[Records that describe figures]
..........

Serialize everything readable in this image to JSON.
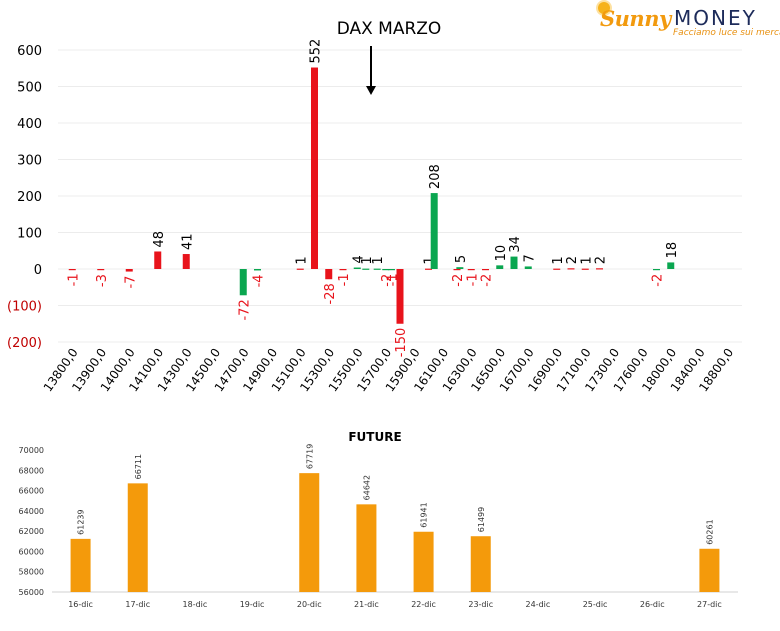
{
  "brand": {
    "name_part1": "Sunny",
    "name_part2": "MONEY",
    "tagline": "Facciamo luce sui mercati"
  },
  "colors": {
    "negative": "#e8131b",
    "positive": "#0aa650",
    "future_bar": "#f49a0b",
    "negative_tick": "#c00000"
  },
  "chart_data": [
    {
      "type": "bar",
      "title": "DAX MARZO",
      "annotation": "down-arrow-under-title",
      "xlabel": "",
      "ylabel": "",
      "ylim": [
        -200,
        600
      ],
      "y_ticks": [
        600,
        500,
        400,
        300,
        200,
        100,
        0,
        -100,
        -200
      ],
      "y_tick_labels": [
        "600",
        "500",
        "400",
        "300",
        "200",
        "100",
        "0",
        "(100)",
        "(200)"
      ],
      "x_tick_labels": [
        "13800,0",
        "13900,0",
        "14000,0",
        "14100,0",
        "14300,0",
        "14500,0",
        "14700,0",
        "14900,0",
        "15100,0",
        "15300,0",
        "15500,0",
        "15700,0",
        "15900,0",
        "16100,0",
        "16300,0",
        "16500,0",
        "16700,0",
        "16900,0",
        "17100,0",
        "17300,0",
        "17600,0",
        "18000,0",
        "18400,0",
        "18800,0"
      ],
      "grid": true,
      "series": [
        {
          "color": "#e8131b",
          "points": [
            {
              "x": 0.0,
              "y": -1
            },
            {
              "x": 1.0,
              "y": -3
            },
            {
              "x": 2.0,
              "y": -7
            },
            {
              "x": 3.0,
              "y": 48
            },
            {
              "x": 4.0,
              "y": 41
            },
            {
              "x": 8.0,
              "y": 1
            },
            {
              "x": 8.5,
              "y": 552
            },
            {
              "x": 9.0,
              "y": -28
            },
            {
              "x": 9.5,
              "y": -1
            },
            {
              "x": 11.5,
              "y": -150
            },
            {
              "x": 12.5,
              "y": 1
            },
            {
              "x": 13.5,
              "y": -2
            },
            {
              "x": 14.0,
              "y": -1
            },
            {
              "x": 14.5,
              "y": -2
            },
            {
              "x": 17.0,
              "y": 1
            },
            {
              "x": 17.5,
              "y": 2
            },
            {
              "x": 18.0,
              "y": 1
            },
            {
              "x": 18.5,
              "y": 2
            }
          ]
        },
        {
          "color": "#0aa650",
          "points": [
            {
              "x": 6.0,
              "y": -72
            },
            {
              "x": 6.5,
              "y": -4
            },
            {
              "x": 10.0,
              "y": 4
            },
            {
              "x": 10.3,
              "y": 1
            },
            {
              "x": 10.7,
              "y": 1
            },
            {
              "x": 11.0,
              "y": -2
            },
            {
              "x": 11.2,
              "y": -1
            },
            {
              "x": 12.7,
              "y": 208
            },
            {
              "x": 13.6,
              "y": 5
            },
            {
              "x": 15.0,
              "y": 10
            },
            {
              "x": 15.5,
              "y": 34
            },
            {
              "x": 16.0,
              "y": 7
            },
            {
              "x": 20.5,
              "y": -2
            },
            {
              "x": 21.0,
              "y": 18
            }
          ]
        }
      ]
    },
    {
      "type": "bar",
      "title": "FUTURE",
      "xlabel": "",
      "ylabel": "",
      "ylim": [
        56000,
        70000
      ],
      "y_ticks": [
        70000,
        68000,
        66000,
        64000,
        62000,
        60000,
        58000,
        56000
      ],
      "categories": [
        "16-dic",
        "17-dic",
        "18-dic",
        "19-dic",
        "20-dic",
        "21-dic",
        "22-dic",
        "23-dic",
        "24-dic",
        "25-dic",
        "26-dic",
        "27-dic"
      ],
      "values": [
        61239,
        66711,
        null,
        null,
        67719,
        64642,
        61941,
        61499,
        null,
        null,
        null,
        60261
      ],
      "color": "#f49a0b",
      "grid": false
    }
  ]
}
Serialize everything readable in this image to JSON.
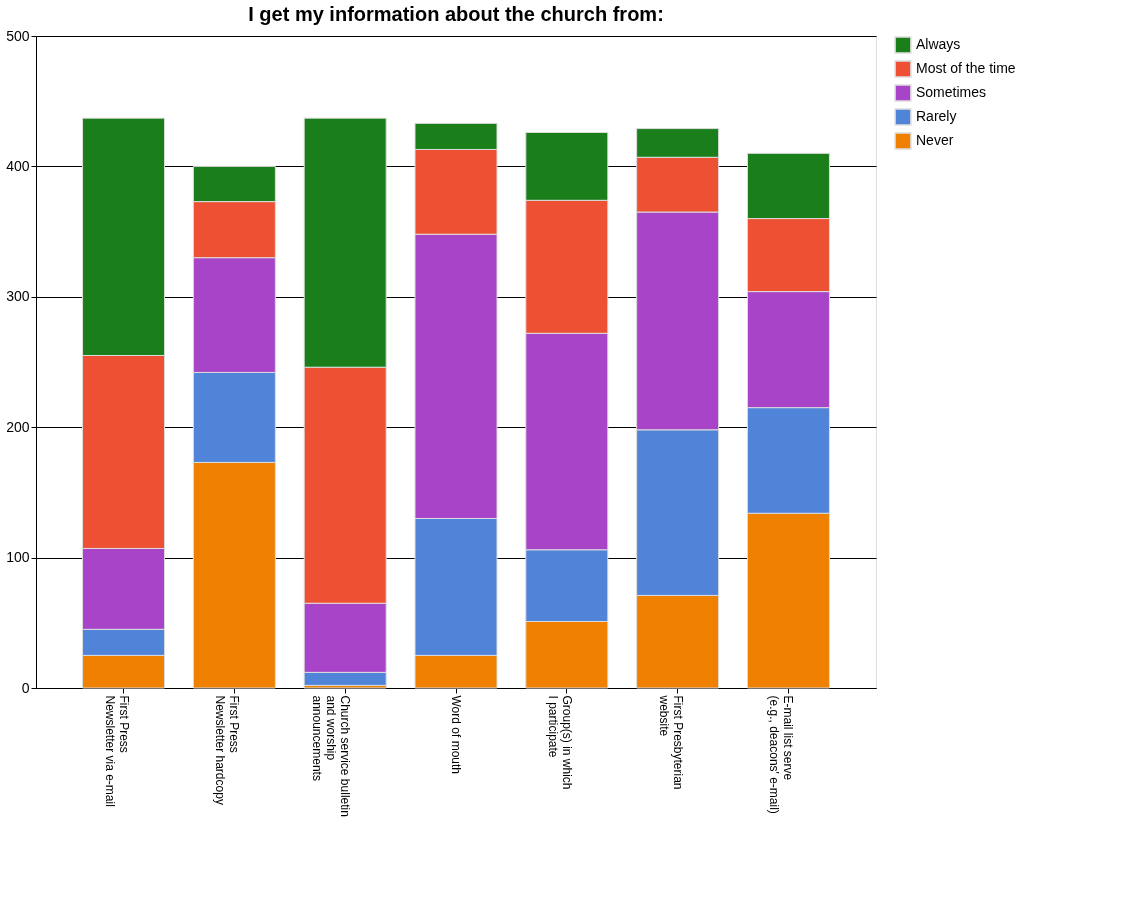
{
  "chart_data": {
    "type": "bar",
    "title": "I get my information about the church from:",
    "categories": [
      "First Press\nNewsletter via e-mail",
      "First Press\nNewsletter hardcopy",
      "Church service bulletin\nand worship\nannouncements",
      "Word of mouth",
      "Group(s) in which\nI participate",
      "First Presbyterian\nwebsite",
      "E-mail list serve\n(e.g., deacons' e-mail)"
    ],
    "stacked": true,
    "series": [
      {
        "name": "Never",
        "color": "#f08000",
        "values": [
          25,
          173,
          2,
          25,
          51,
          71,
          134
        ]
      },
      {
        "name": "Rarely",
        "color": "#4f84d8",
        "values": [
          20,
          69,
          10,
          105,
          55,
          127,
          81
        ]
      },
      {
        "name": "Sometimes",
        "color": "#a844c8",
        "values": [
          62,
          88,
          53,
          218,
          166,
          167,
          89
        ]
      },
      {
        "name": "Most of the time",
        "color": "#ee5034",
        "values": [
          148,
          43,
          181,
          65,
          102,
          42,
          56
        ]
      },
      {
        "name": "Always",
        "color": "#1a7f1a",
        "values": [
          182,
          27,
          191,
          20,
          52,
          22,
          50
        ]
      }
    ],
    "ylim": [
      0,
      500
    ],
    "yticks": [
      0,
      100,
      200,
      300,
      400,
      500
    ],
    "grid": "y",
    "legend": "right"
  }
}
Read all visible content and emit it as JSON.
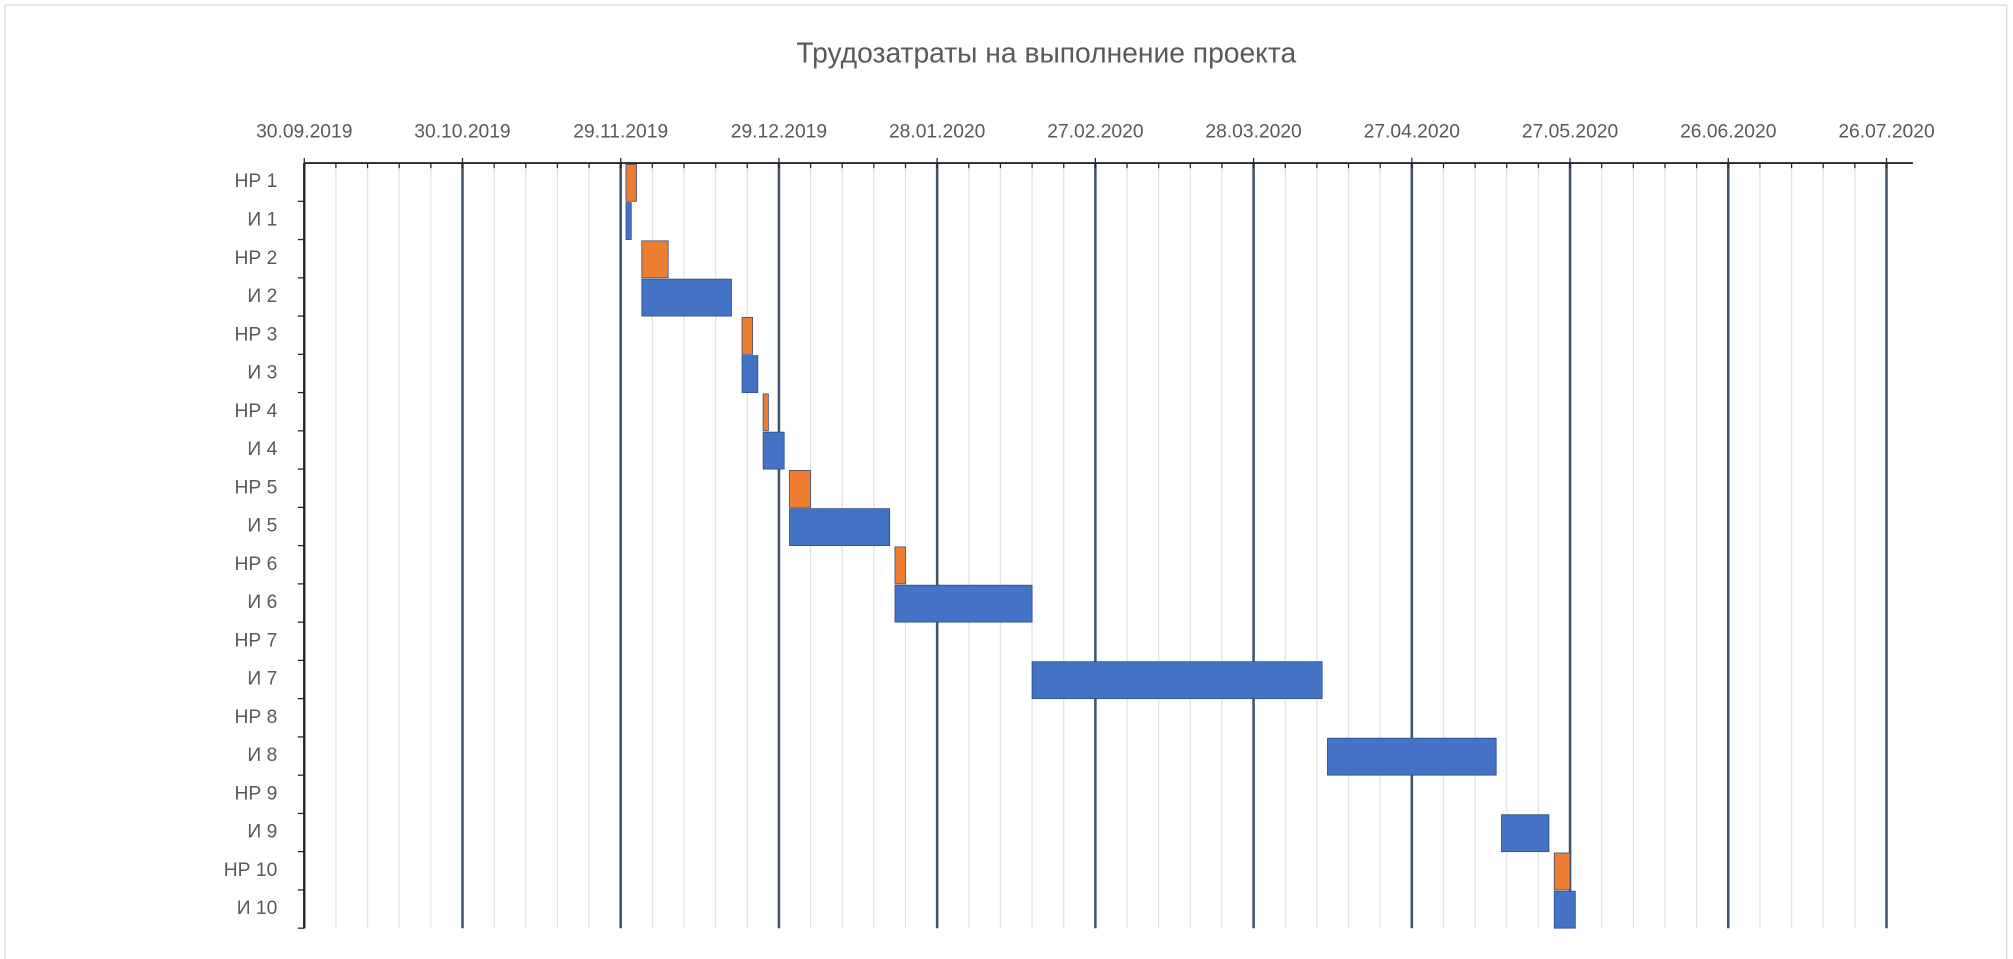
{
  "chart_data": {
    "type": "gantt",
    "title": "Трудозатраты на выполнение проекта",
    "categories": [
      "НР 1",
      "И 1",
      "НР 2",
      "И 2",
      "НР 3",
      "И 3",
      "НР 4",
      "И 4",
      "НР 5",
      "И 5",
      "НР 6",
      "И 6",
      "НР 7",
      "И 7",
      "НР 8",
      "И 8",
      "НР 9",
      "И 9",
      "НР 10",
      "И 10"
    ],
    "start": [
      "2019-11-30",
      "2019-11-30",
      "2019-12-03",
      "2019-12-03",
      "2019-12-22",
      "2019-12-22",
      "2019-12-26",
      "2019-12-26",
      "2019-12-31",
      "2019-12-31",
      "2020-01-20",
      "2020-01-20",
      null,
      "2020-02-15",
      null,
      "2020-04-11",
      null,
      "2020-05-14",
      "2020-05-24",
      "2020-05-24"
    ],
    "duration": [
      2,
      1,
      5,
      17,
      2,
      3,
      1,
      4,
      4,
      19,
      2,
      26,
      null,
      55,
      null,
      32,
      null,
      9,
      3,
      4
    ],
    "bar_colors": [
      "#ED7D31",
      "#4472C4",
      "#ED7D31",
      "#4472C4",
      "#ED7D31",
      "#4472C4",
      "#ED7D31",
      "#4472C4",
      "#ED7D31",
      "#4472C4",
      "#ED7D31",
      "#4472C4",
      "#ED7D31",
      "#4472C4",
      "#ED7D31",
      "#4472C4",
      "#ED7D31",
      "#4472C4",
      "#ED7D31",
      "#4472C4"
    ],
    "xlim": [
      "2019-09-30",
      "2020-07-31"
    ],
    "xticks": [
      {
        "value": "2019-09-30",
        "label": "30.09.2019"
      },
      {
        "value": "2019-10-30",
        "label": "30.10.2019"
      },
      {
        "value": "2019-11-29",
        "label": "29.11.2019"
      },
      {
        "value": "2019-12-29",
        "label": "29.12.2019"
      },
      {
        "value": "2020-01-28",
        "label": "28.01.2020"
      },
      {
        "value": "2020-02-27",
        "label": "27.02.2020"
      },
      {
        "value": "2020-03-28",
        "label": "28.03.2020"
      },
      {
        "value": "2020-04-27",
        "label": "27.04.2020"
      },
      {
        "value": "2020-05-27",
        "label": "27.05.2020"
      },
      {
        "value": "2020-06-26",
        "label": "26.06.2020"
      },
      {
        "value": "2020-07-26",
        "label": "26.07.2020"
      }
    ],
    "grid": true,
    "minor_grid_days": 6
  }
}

..........

Your task »
All of the data above should be quoted exactly, except for the pictures.

Answer to this task »
Serialize everything readable in this image to JSON.
{
  "brand": {
    "name_part1": "Sunny",
    "name_part2": "MONEY",
    "tagline": "Facciamo luce sui mercati"
  },
  "colors": {
    "negative": "#e8131b",
    "positive": "#0aa650",
    "future_bar": "#f49a0b",
    "negative_tick": "#c00000"
  },
  "chart_data": [
    {
      "type": "bar",
      "title": "DAX MARZO",
      "annotation": "down-arrow-under-title",
      "xlabel": "",
      "ylabel": "",
      "ylim": [
        -200,
        600
      ],
      "y_ticks": [
        600,
        500,
        400,
        300,
        200,
        100,
        0,
        -100,
        -200
      ],
      "y_tick_labels": [
        "600",
        "500",
        "400",
        "300",
        "200",
        "100",
        "0",
        "(100)",
        "(200)"
      ],
      "x_tick_labels": [
        "13800,0",
        "13900,0",
        "14000,0",
        "14100,0",
        "14300,0",
        "14500,0",
        "14700,0",
        "14900,0",
        "15100,0",
        "15300,0",
        "15500,0",
        "15700,0",
        "15900,0",
        "16100,0",
        "16300,0",
        "16500,0",
        "16700,0",
        "16900,0",
        "17100,0",
        "17300,0",
        "17600,0",
        "18000,0",
        "18400,0",
        "18800,0"
      ],
      "grid": true,
      "series": [
        {
          "color": "#e8131b",
          "points": [
            {
              "x": 0.0,
              "y": -1
            },
            {
              "x": 1.0,
              "y": -3
            },
            {
              "x": 2.0,
              "y": -7
            },
            {
              "x": 3.0,
              "y": 48
            },
            {
              "x": 4.0,
              "y": 41
            },
            {
              "x": 8.0,
              "y": 1
            },
            {
              "x": 8.5,
              "y": 552
            },
            {
              "x": 9.0,
              "y": -28
            },
            {
              "x": 9.5,
              "y": -1
            },
            {
              "x": 11.5,
              "y": -150
            },
            {
              "x": 12.5,
              "y": 1
            },
            {
              "x": 13.5,
              "y": -2
            },
            {
              "x": 14.0,
              "y": -1
            },
            {
              "x": 14.5,
              "y": -2
            },
            {
              "x": 17.0,
              "y": 1
            },
            {
              "x": 17.5,
              "y": 2
            },
            {
              "x": 18.0,
              "y": 1
            },
            {
              "x": 18.5,
              "y": 2
            }
          ]
        },
        {
          "color": "#0aa650",
          "points": [
            {
              "x": 6.0,
              "y": -72
            },
            {
              "x": 6.5,
              "y": -4
            },
            {
              "x": 10.0,
              "y": 4
            },
            {
              "x": 10.3,
              "y": 1
            },
            {
              "x": 10.7,
              "y": 1
            },
            {
              "x": 11.0,
              "y": -2
            },
            {
              "x": 11.2,
              "y": -1
            },
            {
              "x": 12.7,
              "y": 208
            },
            {
              "x": 13.6,
              "y": 5
            },
            {
              "x": 15.0,
              "y": 10
            },
            {
              "x": 15.5,
              "y": 34
            },
            {
              "x": 16.0,
              "y": 7
            },
            {
              "x": 20.5,
              "y": -2
            },
            {
              "x": 21.0,
              "y": 18
            }
          ]
        }
      ]
    },
    {
      "type": "bar",
      "title": "FUTURE",
      "xlabel": "",
      "ylabel": "",
      "ylim": [
        56000,
        70000
      ],
      "y_ticks": [
        70000,
        68000,
        66000,
        64000,
        62000,
        60000,
        58000,
        56000
      ],
      "categories": [
        "16-dic",
        "17-dic",
        "18-dic",
        "19-dic",
        "20-dic",
        "21-dic",
        "22-dic",
        "23-dic",
        "24-dic",
        "25-dic",
        "26-dic",
        "27-dic"
      ],
      "values": [
        61239,
        66711,
        null,
        null,
        67719,
        64642,
        61941,
        61499,
        null,
        null,
        null,
        60261
      ],
      "color": "#f49a0b",
      "grid": false
    }
  ]
}
Serialize everything readable in this image to JSON.
{
  "chart_data": {
    "type": "bar",
    "title": "I get my information about the church from:",
    "categories": [
      "First Press\nNewsletter via e-mail",
      "First Press\nNewsletter hardcopy",
      "Church service bulletin\nand worship\nannouncements",
      "Word of mouth",
      "Group(s) in which\nI participate",
      "First Presbyterian\nwebsite",
      "E-mail list serve\n(e.g., deacons' e-mail)"
    ],
    "stacked": true,
    "series": [
      {
        "name": "Never",
        "color": "#f08000",
        "values": [
          25,
          173,
          2,
          25,
          51,
          71,
          134
        ]
      },
      {
        "name": "Rarely",
        "color": "#4f84d8",
        "values": [
          20,
          69,
          10,
          105,
          55,
          127,
          81
        ]
      },
      {
        "name": "Sometimes",
        "color": "#a844c8",
        "values": [
          62,
          88,
          53,
          218,
          166,
          167,
          89
        ]
      },
      {
        "name": "Most of the time",
        "color": "#ee5034",
        "values": [
          148,
          43,
          181,
          65,
          102,
          42,
          56
        ]
      },
      {
        "name": "Always",
        "color": "#1a7f1a",
        "values": [
          182,
          27,
          191,
          20,
          52,
          22,
          50
        ]
      }
    ],
    "ylim": [
      0,
      500
    ],
    "yticks": [
      0,
      100,
      200,
      300,
      400,
      500
    ],
    "grid": "y",
    "legend": "right"
  }
}
Read all visible content and emit it as JSON.
{
  "chart_data": {
    "type": "gantt",
    "title": "Трудозатраты на выполнение проекта",
    "categories": [
      "НР 1",
      "И 1",
      "НР 2",
      "И 2",
      "НР 3",
      "И 3",
      "НР 4",
      "И 4",
      "НР 5",
      "И 5",
      "НР 6",
      "И 6",
      "НР 7",
      "И 7",
      "НР 8",
      "И 8",
      "НР 9",
      "И 9",
      "НР 10",
      "И 10"
    ],
    "start": [
      "2019-11-30",
      "2019-11-30",
      "2019-12-03",
      "2019-12-03",
      "2019-12-22",
      "2019-12-22",
      "2019-12-26",
      "2019-12-26",
      "2019-12-31",
      "2019-12-31",
      "2020-01-20",
      "2020-01-20",
      null,
      "2020-02-15",
      null,
      "2020-04-11",
      null,
      "2020-05-14",
      "2020-05-24",
      "2020-05-24"
    ],
    "duration": [
      2,
      1,
      5,
      17,
      2,
      3,
      1,
      4,
      4,
      19,
      2,
      26,
      null,
      55,
      null,
      32,
      null,
      9,
      3,
      4
    ],
    "bar_colors": [
      "#ED7D31",
      "#4472C4",
      "#ED7D31",
      "#4472C4",
      "#ED7D31",
      "#4472C4",
      "#ED7D31",
      "#4472C4",
      "#ED7D31",
      "#4472C4",
      "#ED7D31",
      "#4472C4",
      "#ED7D31",
      "#4472C4",
      "#ED7D31",
      "#4472C4",
      "#ED7D31",
      "#4472C4",
      "#ED7D31",
      "#4472C4"
    ],
    "xlim": [
      "2019-09-30",
      "2020-07-31"
    ],
    "xticks": [
      {
        "value": "2019-09-30",
        "label": "30.09.2019"
      },
      {
        "value": "2019-10-30",
        "label": "30.10.2019"
      },
      {
        "value": "2019-11-29",
        "label": "29.11.2019"
      },
      {
        "value": "2019-12-29",
        "label": "29.12.2019"
      },
      {
        "value": "2020-01-28",
        "label": "28.01.2020"
      },
      {
        "value": "2020-02-27",
        "label": "27.02.2020"
      },
      {
        "value": "2020-03-28",
        "label": "28.03.2020"
      },
      {
        "value": "2020-04-27",
        "label": "27.04.2020"
      },
      {
        "value": "2020-05-27",
        "label": "27.05.2020"
      },
      {
        "value": "2020-06-26",
        "label": "26.06.2020"
      },
      {
        "value": "2020-07-26",
        "label": "26.07.2020"
      }
    ],
    "grid": true,
    "minor_grid_days": 6
  }
}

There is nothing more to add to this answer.